start

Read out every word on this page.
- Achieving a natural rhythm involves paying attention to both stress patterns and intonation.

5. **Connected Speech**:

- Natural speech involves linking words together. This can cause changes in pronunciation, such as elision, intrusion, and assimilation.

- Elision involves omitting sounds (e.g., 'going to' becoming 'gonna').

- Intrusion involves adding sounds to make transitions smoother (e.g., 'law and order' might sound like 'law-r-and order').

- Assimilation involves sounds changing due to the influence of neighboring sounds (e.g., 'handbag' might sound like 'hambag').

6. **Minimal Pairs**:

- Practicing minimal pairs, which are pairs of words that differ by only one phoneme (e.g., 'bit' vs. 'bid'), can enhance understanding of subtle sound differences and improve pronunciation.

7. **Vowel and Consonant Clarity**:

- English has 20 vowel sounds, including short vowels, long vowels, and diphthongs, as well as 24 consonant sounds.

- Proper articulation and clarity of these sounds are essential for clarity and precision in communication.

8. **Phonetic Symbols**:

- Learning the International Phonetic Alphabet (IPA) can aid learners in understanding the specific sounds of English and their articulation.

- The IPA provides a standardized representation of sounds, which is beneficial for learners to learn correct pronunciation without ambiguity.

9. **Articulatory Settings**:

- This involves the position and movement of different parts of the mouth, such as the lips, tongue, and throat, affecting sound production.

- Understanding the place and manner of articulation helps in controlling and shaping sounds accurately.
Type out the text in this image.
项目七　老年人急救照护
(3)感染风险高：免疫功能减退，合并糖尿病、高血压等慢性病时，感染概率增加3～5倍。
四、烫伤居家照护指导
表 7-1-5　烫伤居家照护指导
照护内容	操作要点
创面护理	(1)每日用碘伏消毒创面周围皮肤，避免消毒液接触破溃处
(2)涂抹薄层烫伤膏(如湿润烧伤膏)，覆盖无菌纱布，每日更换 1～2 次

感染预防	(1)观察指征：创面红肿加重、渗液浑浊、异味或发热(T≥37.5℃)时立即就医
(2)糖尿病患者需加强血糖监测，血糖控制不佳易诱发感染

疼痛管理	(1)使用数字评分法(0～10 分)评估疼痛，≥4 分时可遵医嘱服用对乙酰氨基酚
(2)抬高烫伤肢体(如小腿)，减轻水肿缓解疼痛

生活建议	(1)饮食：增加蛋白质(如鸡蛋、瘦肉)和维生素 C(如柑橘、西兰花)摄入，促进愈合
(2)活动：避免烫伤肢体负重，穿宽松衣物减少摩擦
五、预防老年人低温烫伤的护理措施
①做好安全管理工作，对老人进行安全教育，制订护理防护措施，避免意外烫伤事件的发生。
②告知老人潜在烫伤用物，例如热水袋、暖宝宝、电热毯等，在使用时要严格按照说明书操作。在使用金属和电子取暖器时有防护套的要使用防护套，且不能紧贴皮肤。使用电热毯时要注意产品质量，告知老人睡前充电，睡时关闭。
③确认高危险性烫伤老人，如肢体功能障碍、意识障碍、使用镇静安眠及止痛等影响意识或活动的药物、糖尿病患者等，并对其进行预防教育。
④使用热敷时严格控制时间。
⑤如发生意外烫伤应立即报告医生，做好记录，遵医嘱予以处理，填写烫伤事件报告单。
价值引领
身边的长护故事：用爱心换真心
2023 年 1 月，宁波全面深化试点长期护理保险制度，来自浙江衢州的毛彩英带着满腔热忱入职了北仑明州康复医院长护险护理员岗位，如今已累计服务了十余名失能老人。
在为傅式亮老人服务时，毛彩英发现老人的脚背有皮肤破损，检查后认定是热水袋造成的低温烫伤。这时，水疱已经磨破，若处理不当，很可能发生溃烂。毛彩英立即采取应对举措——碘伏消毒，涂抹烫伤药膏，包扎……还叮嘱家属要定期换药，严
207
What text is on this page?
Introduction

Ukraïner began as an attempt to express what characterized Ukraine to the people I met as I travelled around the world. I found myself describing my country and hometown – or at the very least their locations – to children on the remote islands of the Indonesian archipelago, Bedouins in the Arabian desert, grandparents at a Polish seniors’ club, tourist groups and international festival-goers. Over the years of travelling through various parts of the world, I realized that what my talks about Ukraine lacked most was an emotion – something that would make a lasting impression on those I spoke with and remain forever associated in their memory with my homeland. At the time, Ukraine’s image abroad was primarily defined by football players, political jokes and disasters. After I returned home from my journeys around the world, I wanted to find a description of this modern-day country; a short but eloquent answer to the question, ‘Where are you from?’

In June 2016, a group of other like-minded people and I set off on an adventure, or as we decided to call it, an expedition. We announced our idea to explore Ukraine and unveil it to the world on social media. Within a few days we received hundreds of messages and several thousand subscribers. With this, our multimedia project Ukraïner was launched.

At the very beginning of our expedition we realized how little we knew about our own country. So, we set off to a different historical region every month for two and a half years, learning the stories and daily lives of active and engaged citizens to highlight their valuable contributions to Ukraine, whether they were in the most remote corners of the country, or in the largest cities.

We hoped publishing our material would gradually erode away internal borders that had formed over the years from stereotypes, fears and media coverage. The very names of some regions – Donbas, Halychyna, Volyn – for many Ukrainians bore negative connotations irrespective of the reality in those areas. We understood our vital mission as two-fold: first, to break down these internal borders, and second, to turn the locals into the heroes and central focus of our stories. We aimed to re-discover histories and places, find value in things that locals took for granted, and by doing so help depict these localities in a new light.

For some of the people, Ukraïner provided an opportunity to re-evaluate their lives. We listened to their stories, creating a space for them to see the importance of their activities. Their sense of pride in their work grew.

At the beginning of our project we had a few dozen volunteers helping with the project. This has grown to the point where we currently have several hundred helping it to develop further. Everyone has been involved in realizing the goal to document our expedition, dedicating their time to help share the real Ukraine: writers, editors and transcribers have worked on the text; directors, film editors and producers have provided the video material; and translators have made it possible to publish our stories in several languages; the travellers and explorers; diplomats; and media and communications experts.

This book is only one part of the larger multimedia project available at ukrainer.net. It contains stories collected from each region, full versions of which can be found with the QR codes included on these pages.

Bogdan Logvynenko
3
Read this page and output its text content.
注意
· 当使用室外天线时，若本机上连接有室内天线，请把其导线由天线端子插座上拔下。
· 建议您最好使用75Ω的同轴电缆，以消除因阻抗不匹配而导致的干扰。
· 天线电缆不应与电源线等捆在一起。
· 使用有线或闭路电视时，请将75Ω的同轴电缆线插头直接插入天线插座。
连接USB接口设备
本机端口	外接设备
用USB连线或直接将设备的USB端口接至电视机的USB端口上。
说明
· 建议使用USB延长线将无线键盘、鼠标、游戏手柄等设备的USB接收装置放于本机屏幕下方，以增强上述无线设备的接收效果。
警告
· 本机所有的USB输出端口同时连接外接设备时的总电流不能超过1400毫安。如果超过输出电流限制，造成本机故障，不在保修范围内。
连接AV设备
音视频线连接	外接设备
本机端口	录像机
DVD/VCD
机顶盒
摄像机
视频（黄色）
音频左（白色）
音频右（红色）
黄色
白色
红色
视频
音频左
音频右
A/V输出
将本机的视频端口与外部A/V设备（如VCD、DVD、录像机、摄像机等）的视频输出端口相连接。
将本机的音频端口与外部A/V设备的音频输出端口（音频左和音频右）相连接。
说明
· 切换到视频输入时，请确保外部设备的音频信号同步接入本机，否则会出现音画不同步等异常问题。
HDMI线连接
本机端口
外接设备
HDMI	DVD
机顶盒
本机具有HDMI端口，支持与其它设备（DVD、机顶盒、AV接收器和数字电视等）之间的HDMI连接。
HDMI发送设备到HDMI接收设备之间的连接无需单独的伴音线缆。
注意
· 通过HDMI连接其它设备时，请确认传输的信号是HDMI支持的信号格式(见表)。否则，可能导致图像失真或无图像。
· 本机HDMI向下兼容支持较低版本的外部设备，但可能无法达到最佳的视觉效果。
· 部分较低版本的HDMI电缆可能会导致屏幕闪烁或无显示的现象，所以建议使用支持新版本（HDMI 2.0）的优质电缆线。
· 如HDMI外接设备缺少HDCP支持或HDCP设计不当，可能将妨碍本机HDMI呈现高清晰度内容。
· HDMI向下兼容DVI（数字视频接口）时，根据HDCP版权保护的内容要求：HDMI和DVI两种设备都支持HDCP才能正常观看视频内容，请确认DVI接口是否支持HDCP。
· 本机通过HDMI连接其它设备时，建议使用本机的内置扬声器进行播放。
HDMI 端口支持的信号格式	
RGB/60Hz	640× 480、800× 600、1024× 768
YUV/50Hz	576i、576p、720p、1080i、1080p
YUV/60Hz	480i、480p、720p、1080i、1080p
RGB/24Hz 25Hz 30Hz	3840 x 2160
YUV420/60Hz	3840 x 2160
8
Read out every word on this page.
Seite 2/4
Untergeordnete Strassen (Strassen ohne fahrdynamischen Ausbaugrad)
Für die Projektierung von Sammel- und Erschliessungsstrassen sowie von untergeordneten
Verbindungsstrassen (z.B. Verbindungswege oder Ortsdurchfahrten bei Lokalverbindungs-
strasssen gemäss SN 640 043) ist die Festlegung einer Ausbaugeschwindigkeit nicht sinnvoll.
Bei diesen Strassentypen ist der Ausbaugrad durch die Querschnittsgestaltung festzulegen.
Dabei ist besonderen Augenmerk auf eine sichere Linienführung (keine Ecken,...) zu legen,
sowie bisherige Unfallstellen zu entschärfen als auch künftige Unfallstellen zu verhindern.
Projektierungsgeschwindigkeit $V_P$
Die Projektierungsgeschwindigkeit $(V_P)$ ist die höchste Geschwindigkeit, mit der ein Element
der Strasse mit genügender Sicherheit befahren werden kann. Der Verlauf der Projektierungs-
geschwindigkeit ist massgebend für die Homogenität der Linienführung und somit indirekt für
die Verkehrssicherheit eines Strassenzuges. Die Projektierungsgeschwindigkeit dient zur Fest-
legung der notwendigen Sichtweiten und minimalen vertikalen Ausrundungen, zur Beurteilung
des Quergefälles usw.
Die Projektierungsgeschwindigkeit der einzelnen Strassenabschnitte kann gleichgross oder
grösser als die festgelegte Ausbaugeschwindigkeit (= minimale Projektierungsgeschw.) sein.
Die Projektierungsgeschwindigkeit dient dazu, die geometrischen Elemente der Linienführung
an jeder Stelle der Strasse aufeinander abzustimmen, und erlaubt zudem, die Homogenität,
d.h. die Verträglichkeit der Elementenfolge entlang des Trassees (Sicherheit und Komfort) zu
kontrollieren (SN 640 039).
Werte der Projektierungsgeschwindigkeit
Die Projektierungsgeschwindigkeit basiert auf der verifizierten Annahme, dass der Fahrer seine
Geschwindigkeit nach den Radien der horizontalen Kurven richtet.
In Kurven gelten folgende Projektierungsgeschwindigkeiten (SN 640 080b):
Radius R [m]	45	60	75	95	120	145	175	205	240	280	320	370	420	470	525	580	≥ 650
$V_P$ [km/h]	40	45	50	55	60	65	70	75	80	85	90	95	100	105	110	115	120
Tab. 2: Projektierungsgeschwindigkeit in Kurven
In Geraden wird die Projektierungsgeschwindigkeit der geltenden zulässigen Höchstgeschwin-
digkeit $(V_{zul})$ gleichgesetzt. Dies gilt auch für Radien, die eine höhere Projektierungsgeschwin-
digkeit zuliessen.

end

Read through the entries and copy every line that includes "material".

We hoped publishing our material would gradually erode away internal borders that had formed over the years from stereotypes, fears and media coverage. The very names of some regions – Donbas, Halychyna, Volyn – for many Ukrainians bore negative connotations irrespective of the reality in those areas. We understood our vital mission as two-fold: first, to break down these internal borders, and second, to turn the locals into the heroes and central focus of our stories. We aimed to re-discover histories and places, find value in things that locals took for granted, and by doing so help depict these localities in a new light.
At the beginning of our project we had a few dozen volunteers helping with the project. This has grown to the point where we currently have several hundred helping it to develop further. Everyone has been involved in realizing the goal to document our expedition, dedicating their time to help share the real Ukraine: writers, editors and transcribers have worked on the text; directors, film editors and producers have provided the video material; and translators have made it possible to publish our stories in several languages; the travellers and explorers; diplomats; and media and communications experts.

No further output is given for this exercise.